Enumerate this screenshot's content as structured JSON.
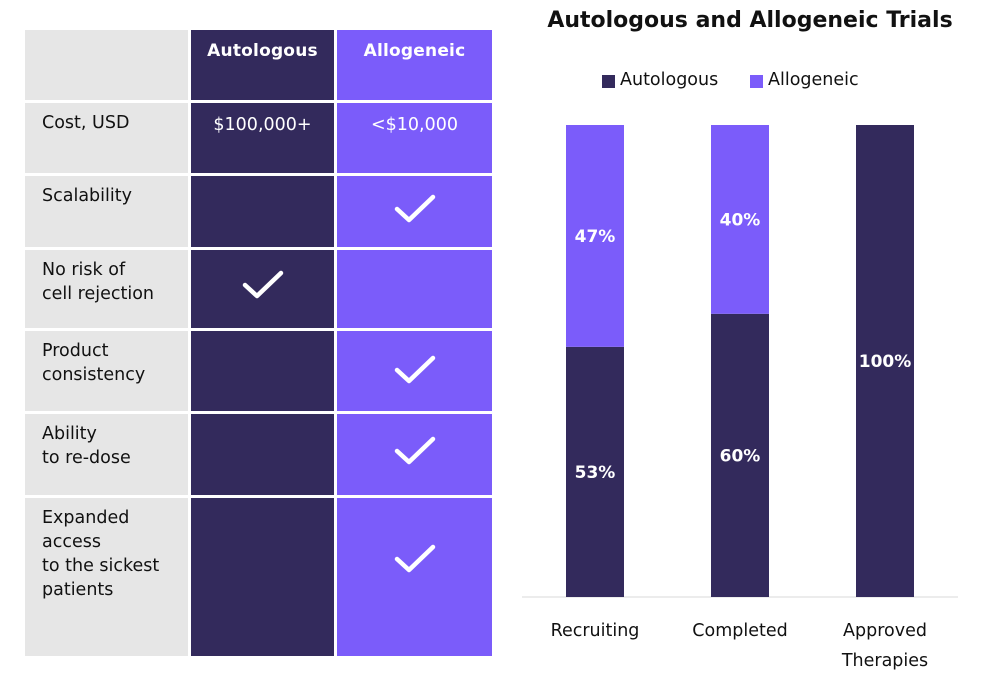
{
  "table": {
    "columns": [
      "Autologous",
      "Allogeneic"
    ],
    "rows": [
      {
        "label": "Cost, USD",
        "autologous": "$100,000+",
        "allogeneic": "<$10,000"
      },
      {
        "label": "Scalability",
        "autologous": "",
        "allogeneic": "check"
      },
      {
        "label": "No risk of\ncell rejection",
        "autologous": "check",
        "allogeneic": ""
      },
      {
        "label": "Product\nconsistency",
        "autologous": "",
        "allogeneic": "check"
      },
      {
        "label": "Ability\nto re-dose",
        "autologous": "",
        "allogeneic": "check"
      },
      {
        "label": "Expanded\naccess\nto the sickest\npatients",
        "autologous": "",
        "allogeneic": "check"
      }
    ],
    "colors": {
      "autologous": "#332a5c",
      "allogeneic": "#7b5cfa",
      "label_bg": "#e6e6e6"
    },
    "check_icon": "checkmark-icon"
  },
  "chart_data": {
    "type": "bar",
    "stacked": true,
    "title": "Autologous and Allogeneic Trials",
    "categories": [
      "Recruiting",
      "Completed",
      "Approved\nTherapies"
    ],
    "series": [
      {
        "name": "Autologous",
        "values": [
          53,
          60,
          100
        ],
        "labels": [
          "53%",
          "60%",
          "100%"
        ],
        "color": "#332a5c"
      },
      {
        "name": "Allogeneic",
        "values": [
          47,
          40,
          0
        ],
        "labels": [
          "47%",
          "40%",
          ""
        ],
        "color": "#7b5cfa"
      }
    ],
    "ylim": [
      0,
      100
    ],
    "unit": "%",
    "legend_position": "top",
    "grid": false
  }
}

To do: Leave out the pictures, then copy all the remaining text in the records exactly.

Output for this task:
Enumerate this screenshot's content as structured JSON.
{
  "table": {
    "columns": [
      "Autologous",
      "Allogeneic"
    ],
    "rows": [
      {
        "label": "Cost, USD",
        "autologous": "$100,000+",
        "allogeneic": "<$10,000"
      },
      {
        "label": "Scalability",
        "autologous": "",
        "allogeneic": "check"
      },
      {
        "label": "No risk of\ncell rejection",
        "autologous": "check",
        "allogeneic": ""
      },
      {
        "label": "Product\nconsistency",
        "autologous": "",
        "allogeneic": "check"
      },
      {
        "label": "Ability\nto re-dose",
        "autologous": "",
        "allogeneic": "check"
      },
      {
        "label": "Expanded\naccess\nto the sickest\npatients",
        "autologous": "",
        "allogeneic": "check"
      }
    ],
    "colors": {
      "autologous": "#332a5c",
      "allogeneic": "#7b5cfa",
      "label_bg": "#e6e6e6"
    },
    "check_icon": "checkmark-icon"
  },
  "chart_data": {
    "type": "bar",
    "stacked": true,
    "title": "Autologous and Allogeneic Trials",
    "categories": [
      "Recruiting",
      "Completed",
      "Approved\nTherapies"
    ],
    "series": [
      {
        "name": "Autologous",
        "values": [
          53,
          60,
          100
        ],
        "labels": [
          "53%",
          "60%",
          "100%"
        ],
        "color": "#332a5c"
      },
      {
        "name": "Allogeneic",
        "values": [
          47,
          40,
          0
        ],
        "labels": [
          "47%",
          "40%",
          ""
        ],
        "color": "#7b5cfa"
      }
    ],
    "ylim": [
      0,
      100
    ],
    "unit": "%",
    "legend_position": "top",
    "grid": false
  }
}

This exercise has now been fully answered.